Collected data:
=====
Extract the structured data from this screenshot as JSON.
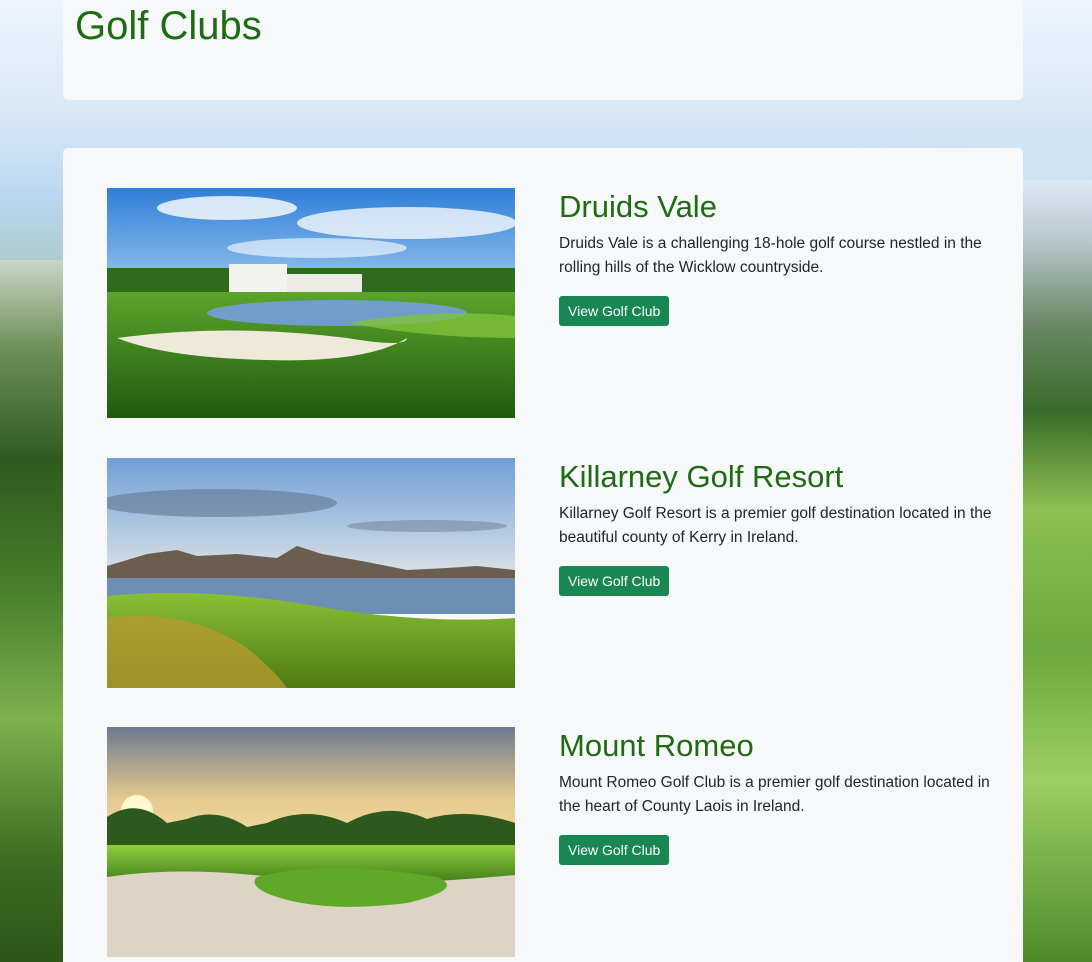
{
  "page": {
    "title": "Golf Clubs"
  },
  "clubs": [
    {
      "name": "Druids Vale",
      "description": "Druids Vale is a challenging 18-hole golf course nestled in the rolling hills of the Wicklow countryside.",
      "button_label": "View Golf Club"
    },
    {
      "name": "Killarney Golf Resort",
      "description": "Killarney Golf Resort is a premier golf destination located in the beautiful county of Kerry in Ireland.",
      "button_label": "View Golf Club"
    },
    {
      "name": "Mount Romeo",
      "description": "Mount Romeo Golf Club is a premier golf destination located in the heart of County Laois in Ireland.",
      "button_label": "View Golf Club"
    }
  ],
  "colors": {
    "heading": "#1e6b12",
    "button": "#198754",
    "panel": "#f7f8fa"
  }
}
=====
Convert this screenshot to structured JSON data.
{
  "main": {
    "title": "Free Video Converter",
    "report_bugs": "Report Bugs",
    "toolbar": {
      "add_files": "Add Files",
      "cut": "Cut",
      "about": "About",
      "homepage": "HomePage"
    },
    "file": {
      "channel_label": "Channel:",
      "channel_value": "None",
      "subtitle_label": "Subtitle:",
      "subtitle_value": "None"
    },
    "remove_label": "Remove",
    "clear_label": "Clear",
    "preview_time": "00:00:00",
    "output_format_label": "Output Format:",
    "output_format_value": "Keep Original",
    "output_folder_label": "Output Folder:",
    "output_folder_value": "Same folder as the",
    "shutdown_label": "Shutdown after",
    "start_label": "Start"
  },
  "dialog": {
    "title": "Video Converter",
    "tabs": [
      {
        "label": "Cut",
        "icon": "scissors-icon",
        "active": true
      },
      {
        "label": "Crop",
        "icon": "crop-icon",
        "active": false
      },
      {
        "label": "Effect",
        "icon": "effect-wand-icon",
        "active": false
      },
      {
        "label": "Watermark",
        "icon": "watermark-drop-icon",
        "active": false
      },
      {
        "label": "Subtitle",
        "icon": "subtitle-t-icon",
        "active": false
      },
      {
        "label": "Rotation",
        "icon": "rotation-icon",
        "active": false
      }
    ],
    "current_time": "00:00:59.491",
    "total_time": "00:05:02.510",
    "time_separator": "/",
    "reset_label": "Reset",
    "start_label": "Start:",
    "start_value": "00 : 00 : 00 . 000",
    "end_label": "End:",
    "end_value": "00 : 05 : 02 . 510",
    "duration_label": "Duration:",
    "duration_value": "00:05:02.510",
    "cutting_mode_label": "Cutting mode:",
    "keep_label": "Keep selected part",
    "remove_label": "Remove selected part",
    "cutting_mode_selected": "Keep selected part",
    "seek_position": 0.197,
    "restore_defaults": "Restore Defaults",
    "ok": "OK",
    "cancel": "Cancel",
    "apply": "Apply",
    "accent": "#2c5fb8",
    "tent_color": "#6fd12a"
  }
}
=====
Gather each line of the listing containing the word "Killarney" and show it.

      "name": "Killarney Golf Resort",
      "description": "Killarney Golf Resort is a premier golf destination located in the beautiful county of Kerry in Ireland.",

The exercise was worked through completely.